CHALLENGE:
Copy out the listing exactly.

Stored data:
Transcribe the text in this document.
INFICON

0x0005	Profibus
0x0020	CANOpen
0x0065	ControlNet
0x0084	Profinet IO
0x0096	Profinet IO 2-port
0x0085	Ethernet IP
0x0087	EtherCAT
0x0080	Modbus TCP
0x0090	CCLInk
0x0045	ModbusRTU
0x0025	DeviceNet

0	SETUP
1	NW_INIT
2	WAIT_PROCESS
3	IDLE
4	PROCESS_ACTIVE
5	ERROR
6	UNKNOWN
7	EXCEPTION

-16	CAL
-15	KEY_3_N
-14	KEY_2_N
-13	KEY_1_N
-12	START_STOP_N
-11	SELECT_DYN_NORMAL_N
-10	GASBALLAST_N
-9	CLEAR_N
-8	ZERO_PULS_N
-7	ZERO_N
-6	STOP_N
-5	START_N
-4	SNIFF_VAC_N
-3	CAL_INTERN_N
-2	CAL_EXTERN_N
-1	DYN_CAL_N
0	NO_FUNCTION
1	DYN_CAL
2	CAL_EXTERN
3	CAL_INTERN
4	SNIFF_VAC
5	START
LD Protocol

RESPONSE:
Transcribe the text in this document.
INFICON

0x0005	Profibus
0x0020	CANOpen
0x0065	ControlNet
0x0084	Profinet IO
0x0096	Profinet IO 2-port
0x0085	Ethernet IP
0x0087	EtherCAT
0x0080	Modbus TCP
0x0090	CCLInk
0x0045	ModbusRTU
0x0025	DeviceNet

0	SETUP
1	NW_INIT
2	WAIT_PROCESS
3	IDLE
4	PROCESS_ACTIVE
5	ERROR
6	UNKNOWN
7	EXCEPTION

-16	CAL
-15	KEY_3_N
-14	KEY_2_N
-13	KEY_1_N
-12	START_STOP_N
-11	SELECT_DYN_NORMAL_N
-10	GASBALLAST_N
-9	CLEAR_N
-8	ZERO_PULS_N
-7	ZERO_N
-6	STOP_N
-5	START_N
-4	SNIFF_VAC_N
-3	CAL_INTERN_N
-2	CAL_EXTERN_N
-1	DYN_CAL_N
0	NO_FUNCTION
1	DYN_CAL
2	CAL_EXTERN
3	CAL_INTERN
4	SNIFF_VAC
5	START
LD Protocol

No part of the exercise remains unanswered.